> **REQUIRED WORK**
Below is a listing. Gather each line of it that contains "canalelor".

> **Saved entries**
────────

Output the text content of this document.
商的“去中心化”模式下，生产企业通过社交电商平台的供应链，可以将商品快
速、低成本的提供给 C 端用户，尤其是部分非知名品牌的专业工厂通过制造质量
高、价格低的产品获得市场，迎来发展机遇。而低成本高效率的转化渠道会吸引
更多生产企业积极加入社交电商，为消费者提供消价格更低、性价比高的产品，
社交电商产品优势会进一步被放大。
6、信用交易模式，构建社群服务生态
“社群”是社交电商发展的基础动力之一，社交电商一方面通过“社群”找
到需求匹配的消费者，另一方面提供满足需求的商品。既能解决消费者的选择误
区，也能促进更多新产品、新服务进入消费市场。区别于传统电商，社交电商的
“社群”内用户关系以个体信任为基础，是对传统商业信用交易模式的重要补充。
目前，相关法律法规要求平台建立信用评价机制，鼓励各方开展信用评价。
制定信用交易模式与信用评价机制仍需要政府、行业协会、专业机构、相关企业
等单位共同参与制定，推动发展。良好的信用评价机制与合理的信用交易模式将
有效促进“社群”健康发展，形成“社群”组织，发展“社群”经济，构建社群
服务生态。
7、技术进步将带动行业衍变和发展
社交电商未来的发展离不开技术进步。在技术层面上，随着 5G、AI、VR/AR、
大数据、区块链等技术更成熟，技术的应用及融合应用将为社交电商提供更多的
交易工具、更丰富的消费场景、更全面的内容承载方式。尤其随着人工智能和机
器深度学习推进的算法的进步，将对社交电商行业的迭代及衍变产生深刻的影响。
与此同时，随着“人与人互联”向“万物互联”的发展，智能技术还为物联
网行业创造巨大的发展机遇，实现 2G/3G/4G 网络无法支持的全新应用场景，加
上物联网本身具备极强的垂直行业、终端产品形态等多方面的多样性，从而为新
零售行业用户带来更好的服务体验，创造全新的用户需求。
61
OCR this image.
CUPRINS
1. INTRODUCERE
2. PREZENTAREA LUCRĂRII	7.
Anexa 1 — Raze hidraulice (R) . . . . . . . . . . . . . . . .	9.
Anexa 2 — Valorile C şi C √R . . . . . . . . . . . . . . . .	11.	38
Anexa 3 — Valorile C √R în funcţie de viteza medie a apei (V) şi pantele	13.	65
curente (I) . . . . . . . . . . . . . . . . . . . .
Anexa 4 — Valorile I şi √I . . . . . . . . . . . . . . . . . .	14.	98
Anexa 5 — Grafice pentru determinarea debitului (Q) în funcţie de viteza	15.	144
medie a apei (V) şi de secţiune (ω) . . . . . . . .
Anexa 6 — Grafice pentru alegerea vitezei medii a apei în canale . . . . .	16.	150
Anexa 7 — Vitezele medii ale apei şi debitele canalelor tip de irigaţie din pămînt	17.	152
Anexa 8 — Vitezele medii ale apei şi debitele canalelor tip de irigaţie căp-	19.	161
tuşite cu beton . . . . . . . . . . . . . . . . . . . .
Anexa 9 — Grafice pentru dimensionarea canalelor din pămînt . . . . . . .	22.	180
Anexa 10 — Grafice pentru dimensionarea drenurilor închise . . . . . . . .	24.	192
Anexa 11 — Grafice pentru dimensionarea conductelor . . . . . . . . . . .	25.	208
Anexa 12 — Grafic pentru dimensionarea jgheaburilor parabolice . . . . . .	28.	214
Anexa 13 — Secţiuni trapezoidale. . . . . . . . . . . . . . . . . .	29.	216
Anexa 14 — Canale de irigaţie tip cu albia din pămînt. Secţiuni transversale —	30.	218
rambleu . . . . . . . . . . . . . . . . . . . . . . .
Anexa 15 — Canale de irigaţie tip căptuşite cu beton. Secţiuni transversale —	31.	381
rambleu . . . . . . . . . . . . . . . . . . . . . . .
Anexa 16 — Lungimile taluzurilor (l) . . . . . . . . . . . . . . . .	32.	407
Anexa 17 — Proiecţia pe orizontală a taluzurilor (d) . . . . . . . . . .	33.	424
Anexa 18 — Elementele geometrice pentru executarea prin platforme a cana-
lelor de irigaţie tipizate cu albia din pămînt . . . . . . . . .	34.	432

────────

> **RESULT**
Anexa 7 — Vitezele medii ale apei şi debitele canalelor tip de irigaţie din pămînt	17.	152
Anexa 8 — Vitezele medii ale apei şi debitele canalelor tip de irigaţie căp-	19.	161
Anexa 9 — Grafice pentru dimensionarea canalelor din pămînt . . . . . . .	22.	180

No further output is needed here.